▶ _TO BE DONE_: Reproduce every one of the following rows word for word.

▶ _SUPPLIED DATA_:
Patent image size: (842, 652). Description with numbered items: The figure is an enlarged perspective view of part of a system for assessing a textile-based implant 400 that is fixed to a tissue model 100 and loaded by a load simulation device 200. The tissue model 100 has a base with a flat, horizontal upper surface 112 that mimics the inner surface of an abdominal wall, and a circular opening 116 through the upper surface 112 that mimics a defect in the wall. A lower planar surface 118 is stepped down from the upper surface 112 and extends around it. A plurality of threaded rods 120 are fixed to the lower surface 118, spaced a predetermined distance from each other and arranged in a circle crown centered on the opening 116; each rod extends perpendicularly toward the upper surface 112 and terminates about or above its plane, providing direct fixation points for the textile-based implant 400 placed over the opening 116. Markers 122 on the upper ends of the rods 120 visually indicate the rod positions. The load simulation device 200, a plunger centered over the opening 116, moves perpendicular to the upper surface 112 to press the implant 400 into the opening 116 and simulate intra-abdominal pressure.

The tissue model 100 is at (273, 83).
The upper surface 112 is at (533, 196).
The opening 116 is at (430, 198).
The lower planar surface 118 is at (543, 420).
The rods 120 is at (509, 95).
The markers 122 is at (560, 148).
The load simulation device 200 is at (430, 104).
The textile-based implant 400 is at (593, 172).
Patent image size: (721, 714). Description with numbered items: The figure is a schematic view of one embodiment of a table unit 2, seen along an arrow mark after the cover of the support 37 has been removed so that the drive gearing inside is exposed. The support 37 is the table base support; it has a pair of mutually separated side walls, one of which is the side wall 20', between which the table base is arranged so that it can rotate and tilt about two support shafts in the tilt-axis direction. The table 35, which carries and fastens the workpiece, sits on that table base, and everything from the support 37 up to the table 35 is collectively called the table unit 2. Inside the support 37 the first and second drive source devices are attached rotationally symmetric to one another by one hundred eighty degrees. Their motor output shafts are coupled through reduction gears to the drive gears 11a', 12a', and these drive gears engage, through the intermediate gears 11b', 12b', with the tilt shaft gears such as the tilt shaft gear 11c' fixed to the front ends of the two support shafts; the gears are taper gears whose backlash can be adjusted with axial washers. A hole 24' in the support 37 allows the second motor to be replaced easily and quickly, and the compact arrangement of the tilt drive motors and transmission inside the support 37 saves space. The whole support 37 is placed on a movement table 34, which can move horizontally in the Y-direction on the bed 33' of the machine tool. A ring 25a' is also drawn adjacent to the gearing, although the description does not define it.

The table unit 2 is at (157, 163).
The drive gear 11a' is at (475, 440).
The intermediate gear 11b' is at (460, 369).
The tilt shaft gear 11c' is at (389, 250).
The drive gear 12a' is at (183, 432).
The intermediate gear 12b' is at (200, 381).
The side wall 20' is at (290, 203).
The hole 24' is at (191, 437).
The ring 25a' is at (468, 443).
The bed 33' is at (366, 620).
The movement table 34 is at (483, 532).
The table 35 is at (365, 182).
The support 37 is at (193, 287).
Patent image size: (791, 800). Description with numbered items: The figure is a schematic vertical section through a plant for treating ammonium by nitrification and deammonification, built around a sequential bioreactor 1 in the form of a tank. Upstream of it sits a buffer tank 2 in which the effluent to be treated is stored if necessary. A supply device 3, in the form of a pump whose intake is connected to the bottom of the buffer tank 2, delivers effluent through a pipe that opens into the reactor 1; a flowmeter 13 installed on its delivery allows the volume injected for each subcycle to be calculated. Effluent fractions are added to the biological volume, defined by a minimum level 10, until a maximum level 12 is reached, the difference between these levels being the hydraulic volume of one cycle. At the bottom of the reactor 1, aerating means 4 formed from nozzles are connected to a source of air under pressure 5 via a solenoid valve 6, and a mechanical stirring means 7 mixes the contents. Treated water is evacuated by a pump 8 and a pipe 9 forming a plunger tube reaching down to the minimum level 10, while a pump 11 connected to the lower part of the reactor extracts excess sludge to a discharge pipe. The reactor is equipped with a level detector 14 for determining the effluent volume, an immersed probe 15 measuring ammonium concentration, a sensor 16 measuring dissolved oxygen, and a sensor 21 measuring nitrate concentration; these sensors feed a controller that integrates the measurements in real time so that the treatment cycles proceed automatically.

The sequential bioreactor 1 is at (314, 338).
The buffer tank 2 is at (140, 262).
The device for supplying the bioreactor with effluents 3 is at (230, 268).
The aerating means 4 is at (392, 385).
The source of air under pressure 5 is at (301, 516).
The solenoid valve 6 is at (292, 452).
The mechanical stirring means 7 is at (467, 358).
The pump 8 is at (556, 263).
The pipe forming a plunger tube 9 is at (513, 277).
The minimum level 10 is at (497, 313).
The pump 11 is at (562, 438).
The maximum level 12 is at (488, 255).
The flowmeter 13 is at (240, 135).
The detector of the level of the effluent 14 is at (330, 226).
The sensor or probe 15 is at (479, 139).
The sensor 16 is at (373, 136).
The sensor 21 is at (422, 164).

▶ _EXPECTED ANSWER_:
Patent image size: (842, 652). Description with numbered items: The figure is an enlarged perspective view of part of a system for assessing a textile-based implant 400 that is fixed to a tissue model 100 and loaded by a load simulation device 200. The tissue model 100 has a base with a flat, horizontal upper surface 112 that mimics the inner surface of an abdominal wall, and a circular opening 116 through the upper surface 112 that mimics a defect in the wall. A lower planar surface 118 is stepped down from the upper surface 112 and extends around it. A plurality of threaded rods 120 are fixed to the lower surface 118, spaced a predetermined distance from each other and arranged in a circle crown centered on the opening 116; each rod extends perpendicularly toward the upper surface 112 and terminates about or above its plane, providing direct fixation points for the textile-based implant 400 placed over the opening 116. Markers 122 on the upper ends of the rods 120 visually indicate the rod positions. The load simulation device 200, a plunger centered over the opening 116, moves perpendicular to the upper surface 112 to press the implant 400 into the opening 116 and simulate intra-abdominal pressure.

The tissue model 100 is at (273, 83).
The upper surface 112 is at (533, 196).
The opening 116 is at (430, 198).
The lower planar surface 118 is at (543, 420).
The rods 120 is at (509, 95).
The markers 122 is at (560, 148).
The load simulation device 200 is at (430, 104).
The textile-based implant 400 is at (593, 172).
Patent image size: (721, 714). Description with numbered items: The figure is a schematic view of one embodiment of a table unit 2, seen along an arrow mark after the cover of the support 37 has been removed so that the drive gearing inside is exposed. The support 37 is the table base support; it has a pair of mutually separated side walls, one of which is the side wall 20', between which the table base is arranged so that it can rotate and tilt about two support shafts in the tilt-axis direction. The table 35, which carries and fastens the workpiece, sits on that table base, and everything from the support 37 up to the table 35 is collectively called the table unit 2. Inside the support 37 the first and second drive source devices are attached rotationally symmetric to one another by one hundred eighty degrees. Their motor output shafts are coupled through reduction gears to the drive gears 11a', 12a', and these drive gears engage, through the intermediate gears 11b', 12b', with the tilt shaft gears such as the tilt shaft gear 11c' fixed to the front ends of the two support shafts; the gears are taper gears whose backlash can be adjusted with axial washers. A hole 24' in the support 37 allows the second motor to be replaced easily and quickly, and the compact arrangement of the tilt drive motors and transmission inside the support 37 saves space. The whole support 37 is placed on a movement table 34, which can move horizontally in the Y-direction on the bed 33' of the machine tool. A ring 25a' is also drawn adjacent to the gearing, although the description does not define it.

The table unit 2 is at (157, 163).
The drive gear 11a' is at (475, 440).
The intermediate gear 11b' is at (460, 369).
The tilt shaft gear 11c' is at (389, 250).
The drive gear 12a' is at (183, 432).
The intermediate gear 12b' is at (200, 381).
The side wall 20' is at (290, 203).
The hole 24' is at (191, 437).
The ring 25a' is at (468, 443).
The bed 33' is at (366, 620).
The movement table 34 is at (483, 532).
The table 35 is at (365, 182).
The support 37 is at (193, 287).
Patent image size: (791, 800). Description with numbered items: The figure is a schematic vertical section through a plant for treating ammonium by nitrification and deammonification, built around a sequential bioreactor 1 in the form of a tank. Upstream of it sits a buffer tank 2 in which the effluent to be treated is stored if necessary. A supply device 3, in the form of a pump whose intake is connected to the bottom of the buffer tank 2, delivers effluent through a pipe that opens into the reactor 1; a flowmeter 13 installed on its delivery allows the volume injected for each subcycle to be calculated. Effluent fractions are added to the biological volume, defined by a minimum level 10, until a maximum level 12 is reached, the difference between these levels being the hydraulic volume of one cycle. At the bottom of the reactor 1, aerating means 4 formed from nozzles are connected to a source of air under pressure 5 via a solenoid valve 6, and a mechanical stirring means 7 mixes the contents. Treated water is evacuated by a pump 8 and a pipe 9 forming a plunger tube reaching down to the minimum level 10, while a pump 11 connected to the lower part of the reactor extracts excess sludge to a discharge pipe. The reactor is equipped with a level detector 14 for determining the effluent volume, an immersed probe 15 measuring ammonium concentration, a sensor 16 measuring dissolved oxygen, and a sensor 21 measuring nitrate concentration; these sensors feed a controller that integrates the measurements in real time so that the treatment cycles proceed automatically.

The sequential bioreactor 1 is at (314, 338).
The buffer tank 2 is at (140, 262).
The device for supplying the bioreactor with effluents 3 is at (230, 268).
The aerating means 4 is at (392, 385).
The source of air under pressure 5 is at (301, 516).
The solenoid valve 6 is at (292, 452).
The mechanical stirring means 7 is at (467, 358).
The pump 8 is at (556, 263).
The pipe forming a plunger tube 9 is at (513, 277).
The minimum level 10 is at (497, 313).
The pump 11 is at (562, 438).
The maximum level 12 is at (488, 255).
The flowmeter 13 is at (240, 135).
The detector of the level of the effluent 14 is at (330, 226).
The sensor or probe 15 is at (479, 139).
The sensor 16 is at (373, 136).
The sensor 21 is at (422, 164).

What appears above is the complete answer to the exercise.